▶ [Task input]

——

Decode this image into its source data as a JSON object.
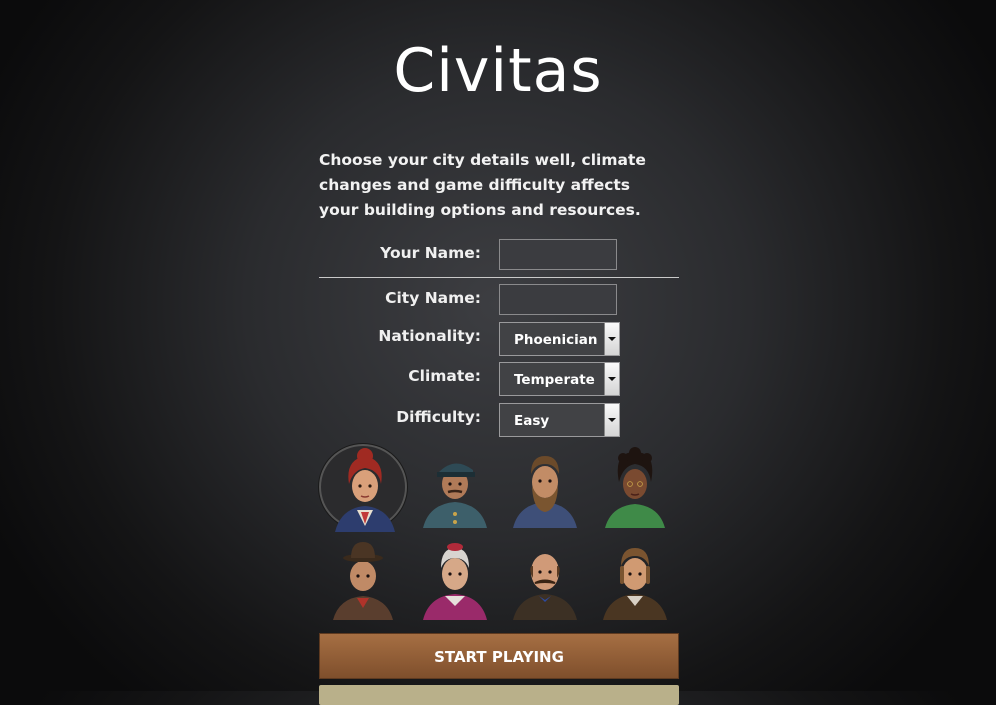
{
  "title": "Civitas",
  "intro": "Choose your city details well, climate changes and game difficulty affects your building options and resources.",
  "form": {
    "your_name_label": "Your Name:",
    "your_name_value": "",
    "city_name_label": "City Name:",
    "city_name_value": "",
    "nationality_label": "Nationality:",
    "nationality_value": "Phoenician",
    "climate_label": "Climate:",
    "climate_value": "Temperate",
    "difficulty_label": "Difficulty:",
    "difficulty_value": "Easy"
  },
  "avatars": [
    {
      "name": "avatar-woman-red-hair",
      "selected": true
    },
    {
      "name": "avatar-man-officer-cap",
      "selected": false
    },
    {
      "name": "avatar-man-beard",
      "selected": false
    },
    {
      "name": "avatar-woman-curly-hair",
      "selected": false
    },
    {
      "name": "avatar-man-bowler-hat",
      "selected": false
    },
    {
      "name": "avatar-old-woman-cardinal",
      "selected": false
    },
    {
      "name": "avatar-man-bald-mustache",
      "selected": false
    },
    {
      "name": "avatar-man-sideburns",
      "selected": false
    }
  ],
  "start_button": "START PLAYING",
  "colors": {
    "button_primary": "#8e5c37",
    "button_secondary": "#b9b08a"
  }
}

——

▶ [What you will do] Each entry should be repeated exactly as it appears; the pictures stay out.

▶ [Answer below]
Decode this image into its source data as a JSON object.
{
  "title": "Civitas",
  "intro": "Choose your city details well, climate changes and game difficulty affects your building options and resources.",
  "form": {
    "your_name_label": "Your Name:",
    "your_name_value": "",
    "city_name_label": "City Name:",
    "city_name_value": "",
    "nationality_label": "Nationality:",
    "nationality_value": "Phoenician",
    "climate_label": "Climate:",
    "climate_value": "Temperate",
    "difficulty_label": "Difficulty:",
    "difficulty_value": "Easy"
  },
  "avatars": [
    {
      "name": "avatar-woman-red-hair",
      "selected": true
    },
    {
      "name": "avatar-man-officer-cap",
      "selected": false
    },
    {
      "name": "avatar-man-beard",
      "selected": false
    },
    {
      "name": "avatar-woman-curly-hair",
      "selected": false
    },
    {
      "name": "avatar-man-bowler-hat",
      "selected": false
    },
    {
      "name": "avatar-old-woman-cardinal",
      "selected": false
    },
    {
      "name": "avatar-man-bald-mustache",
      "selected": false
    },
    {
      "name": "avatar-man-sideburns",
      "selected": false
    }
  ],
  "start_button": "START PLAYING",
  "colors": {
    "button_primary": "#8e5c37",
    "button_secondary": "#b9b08a"
  }
}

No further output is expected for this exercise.